Aim: Reproduce the entire listing word for word.

---*---

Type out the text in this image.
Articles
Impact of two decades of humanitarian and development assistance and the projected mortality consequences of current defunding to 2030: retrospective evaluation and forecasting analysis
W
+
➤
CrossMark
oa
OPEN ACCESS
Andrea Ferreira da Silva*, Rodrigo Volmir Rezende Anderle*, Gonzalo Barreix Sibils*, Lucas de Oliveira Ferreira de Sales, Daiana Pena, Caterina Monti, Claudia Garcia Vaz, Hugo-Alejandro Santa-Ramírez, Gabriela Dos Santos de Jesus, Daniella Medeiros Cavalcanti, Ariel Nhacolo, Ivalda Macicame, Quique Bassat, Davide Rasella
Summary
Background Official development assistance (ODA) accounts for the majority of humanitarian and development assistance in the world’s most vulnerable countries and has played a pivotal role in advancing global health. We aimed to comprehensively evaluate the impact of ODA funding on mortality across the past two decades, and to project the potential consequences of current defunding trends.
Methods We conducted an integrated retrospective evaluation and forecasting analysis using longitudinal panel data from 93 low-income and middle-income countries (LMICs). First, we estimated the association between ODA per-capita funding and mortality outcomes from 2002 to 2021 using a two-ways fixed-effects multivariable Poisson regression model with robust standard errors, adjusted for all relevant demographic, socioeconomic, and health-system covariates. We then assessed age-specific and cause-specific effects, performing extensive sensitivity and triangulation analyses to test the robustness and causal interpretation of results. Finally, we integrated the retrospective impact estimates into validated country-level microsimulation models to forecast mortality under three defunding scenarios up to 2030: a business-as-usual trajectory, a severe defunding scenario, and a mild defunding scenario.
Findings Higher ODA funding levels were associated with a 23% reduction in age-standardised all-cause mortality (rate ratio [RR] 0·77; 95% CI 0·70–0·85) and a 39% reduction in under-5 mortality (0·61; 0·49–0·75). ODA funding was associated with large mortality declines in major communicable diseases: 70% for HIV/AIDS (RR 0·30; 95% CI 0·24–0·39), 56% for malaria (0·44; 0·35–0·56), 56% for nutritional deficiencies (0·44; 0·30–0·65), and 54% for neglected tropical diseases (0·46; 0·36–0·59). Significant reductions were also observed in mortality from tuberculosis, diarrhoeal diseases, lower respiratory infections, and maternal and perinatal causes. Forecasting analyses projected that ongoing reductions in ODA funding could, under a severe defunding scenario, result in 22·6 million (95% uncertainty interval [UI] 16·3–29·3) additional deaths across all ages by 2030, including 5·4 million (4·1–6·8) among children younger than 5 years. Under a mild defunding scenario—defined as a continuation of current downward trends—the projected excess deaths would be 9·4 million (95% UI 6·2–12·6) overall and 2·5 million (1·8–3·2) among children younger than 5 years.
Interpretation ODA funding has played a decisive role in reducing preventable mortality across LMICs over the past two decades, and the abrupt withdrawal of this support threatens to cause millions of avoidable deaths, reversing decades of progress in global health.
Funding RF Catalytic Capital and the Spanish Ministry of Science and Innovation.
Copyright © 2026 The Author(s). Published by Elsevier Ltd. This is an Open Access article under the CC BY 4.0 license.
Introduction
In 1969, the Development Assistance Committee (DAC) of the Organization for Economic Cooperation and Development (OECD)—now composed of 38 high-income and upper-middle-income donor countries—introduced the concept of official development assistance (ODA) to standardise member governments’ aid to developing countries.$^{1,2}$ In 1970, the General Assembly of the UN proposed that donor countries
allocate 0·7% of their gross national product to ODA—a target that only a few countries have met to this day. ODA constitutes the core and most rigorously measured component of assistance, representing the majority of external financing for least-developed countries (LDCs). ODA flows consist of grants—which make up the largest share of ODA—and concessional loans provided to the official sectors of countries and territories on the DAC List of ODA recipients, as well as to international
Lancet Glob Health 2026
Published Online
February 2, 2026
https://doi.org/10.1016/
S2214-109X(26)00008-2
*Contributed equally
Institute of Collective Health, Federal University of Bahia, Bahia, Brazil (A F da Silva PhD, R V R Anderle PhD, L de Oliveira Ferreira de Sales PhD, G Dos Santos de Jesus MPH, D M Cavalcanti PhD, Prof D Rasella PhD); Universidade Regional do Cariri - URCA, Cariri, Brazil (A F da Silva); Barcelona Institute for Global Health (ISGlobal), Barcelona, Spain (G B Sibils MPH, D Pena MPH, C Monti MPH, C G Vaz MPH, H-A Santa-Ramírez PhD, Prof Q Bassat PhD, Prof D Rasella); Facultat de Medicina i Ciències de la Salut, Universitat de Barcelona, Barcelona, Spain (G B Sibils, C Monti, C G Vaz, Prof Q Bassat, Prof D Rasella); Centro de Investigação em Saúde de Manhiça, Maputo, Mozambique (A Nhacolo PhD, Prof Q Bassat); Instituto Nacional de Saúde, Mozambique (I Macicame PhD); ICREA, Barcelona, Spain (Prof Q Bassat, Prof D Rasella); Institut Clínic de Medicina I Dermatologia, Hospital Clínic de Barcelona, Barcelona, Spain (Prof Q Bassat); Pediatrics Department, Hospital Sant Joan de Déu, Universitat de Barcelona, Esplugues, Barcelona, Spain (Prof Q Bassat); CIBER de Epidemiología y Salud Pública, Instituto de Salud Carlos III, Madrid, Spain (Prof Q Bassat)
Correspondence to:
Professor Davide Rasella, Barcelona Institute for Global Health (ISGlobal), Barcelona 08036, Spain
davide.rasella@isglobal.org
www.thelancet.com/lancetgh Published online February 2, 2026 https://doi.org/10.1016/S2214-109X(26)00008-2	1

---*---

Complete response:
Type out the text in this image.
Articles
Impact of two decades of humanitarian and development assistance and the projected mortality consequences of current defunding to 2030: retrospective evaluation and forecasting analysis
W
+
➤
CrossMark
oa
OPEN ACCESS
Andrea Ferreira da Silva*, Rodrigo Volmir Rezende Anderle*, Gonzalo Barreix Sibils*, Lucas de Oliveira Ferreira de Sales, Daiana Pena, Caterina Monti, Claudia Garcia Vaz, Hugo-Alejandro Santa-Ramírez, Gabriela Dos Santos de Jesus, Daniella Medeiros Cavalcanti, Ariel Nhacolo, Ivalda Macicame, Quique Bassat, Davide Rasella
Summary
Background Official development assistance (ODA) accounts for the majority of humanitarian and development assistance in the world’s most vulnerable countries and has played a pivotal role in advancing global health. We aimed to comprehensively evaluate the impact of ODA funding on mortality across the past two decades, and to project the potential consequences of current defunding trends.
Methods We conducted an integrated retrospective evaluation and forecasting analysis using longitudinal panel data from 93 low-income and middle-income countries (LMICs). First, we estimated the association between ODA per-capita funding and mortality outcomes from 2002 to 2021 using a two-ways fixed-effects multivariable Poisson regression model with robust standard errors, adjusted for all relevant demographic, socioeconomic, and health-system covariates. We then assessed age-specific and cause-specific effects, performing extensive sensitivity and triangulation analyses to test the robustness and causal interpretation of results. Finally, we integrated the retrospective impact estimates into validated country-level microsimulation models to forecast mortality under three defunding scenarios up to 2030: a business-as-usual trajectory, a severe defunding scenario, and a mild defunding scenario.
Findings Higher ODA funding levels were associated with a 23% reduction in age-standardised all-cause mortality (rate ratio [RR] 0·77; 95% CI 0·70–0·85) and a 39% reduction in under-5 mortality (0·61; 0·49–0·75). ODA funding was associated with large mortality declines in major communicable diseases: 70% for HIV/AIDS (RR 0·30; 95% CI 0·24–0·39), 56% for malaria (0·44; 0·35–0·56), 56% for nutritional deficiencies (0·44; 0·30–0·65), and 54% for neglected tropical diseases (0·46; 0·36–0·59). Significant reductions were also observed in mortality from tuberculosis, diarrhoeal diseases, lower respiratory infections, and maternal and perinatal causes. Forecasting analyses projected that ongoing reductions in ODA funding could, under a severe defunding scenario, result in 22·6 million (95% uncertainty interval [UI] 16·3–29·3) additional deaths across all ages by 2030, including 5·4 million (4·1–6·8) among children younger than 5 years. Under a mild defunding scenario—defined as a continuation of current downward trends—the projected excess deaths would be 9·4 million (95% UI 6·2–12·6) overall and 2·5 million (1·8–3·2) among children younger than 5 years.
Interpretation ODA funding has played a decisive role in reducing preventable mortality across LMICs over the past two decades, and the abrupt withdrawal of this support threatens to cause millions of avoidable deaths, reversing decades of progress in global health.
Funding RF Catalytic Capital and the Spanish Ministry of Science and Innovation.
Copyright © 2026 The Author(s). Published by Elsevier Ltd. This is an Open Access article under the CC BY 4.0 license.
Introduction
In 1969, the Development Assistance Committee (DAC) of the Organization for Economic Cooperation and Development (OECD)—now composed of 38 high-income and upper-middle-income donor countries—introduced the concept of official development assistance (ODA) to standardise member governments’ aid to developing countries.$^{1,2}$ In 1970, the General Assembly of the UN proposed that donor countries
allocate 0·7% of their gross national product to ODA—a target that only a few countries have met to this day. ODA constitutes the core and most rigorously measured component of assistance, representing the majority of external financing for least-developed countries (LDCs). ODA flows consist of grants—which make up the largest share of ODA—and concessional loans provided to the official sectors of countries and territories on the DAC List of ODA recipients, as well as to international
Lancet Glob Health 2026
Published Online
February 2, 2026
https://doi.org/10.1016/
S2214-109X(26)00008-2
*Contributed equally
Institute of Collective Health, Federal University of Bahia, Bahia, Brazil (A F da Silva PhD, R V R Anderle PhD, L de Oliveira Ferreira de Sales PhD, G Dos Santos de Jesus MPH, D M Cavalcanti PhD, Prof D Rasella PhD); Universidade Regional do Cariri - URCA, Cariri, Brazil (A F da Silva); Barcelona Institute for Global Health (ISGlobal), Barcelona, Spain (G B Sibils MPH, D Pena MPH, C Monti MPH, C G Vaz MPH, H-A Santa-Ramírez PhD, Prof Q Bassat PhD, Prof D Rasella); Facultat de Medicina i Ciències de la Salut, Universitat de Barcelona, Barcelona, Spain (G B Sibils, C Monti, C G Vaz, Prof Q Bassat, Prof D Rasella); Centro de Investigação em Saúde de Manhiça, Maputo, Mozambique (A Nhacolo PhD, Prof Q Bassat); Instituto Nacional de Saúde, Mozambique (I Macicame PhD); ICREA, Barcelona, Spain (Prof Q Bassat, Prof D Rasella); Institut Clínic de Medicina I Dermatologia, Hospital Clínic de Barcelona, Barcelona, Spain (Prof Q Bassat); Pediatrics Department, Hospital Sant Joan de Déu, Universitat de Barcelona, Esplugues, Barcelona, Spain (Prof Q Bassat); CIBER de Epidemiología y Salud Pública, Instituto de Salud Carlos III, Madrid, Spain (Prof Q Bassat)
Correspondence to:
Professor Davide Rasella, Barcelona Institute for Global Health (ISGlobal), Barcelona 08036, Spain
davide.rasella@isglobal.org
www.thelancet.com/lancetgh Published online February 2, 2026 https://doi.org/10.1016/S2214-109X(26)00008-2	1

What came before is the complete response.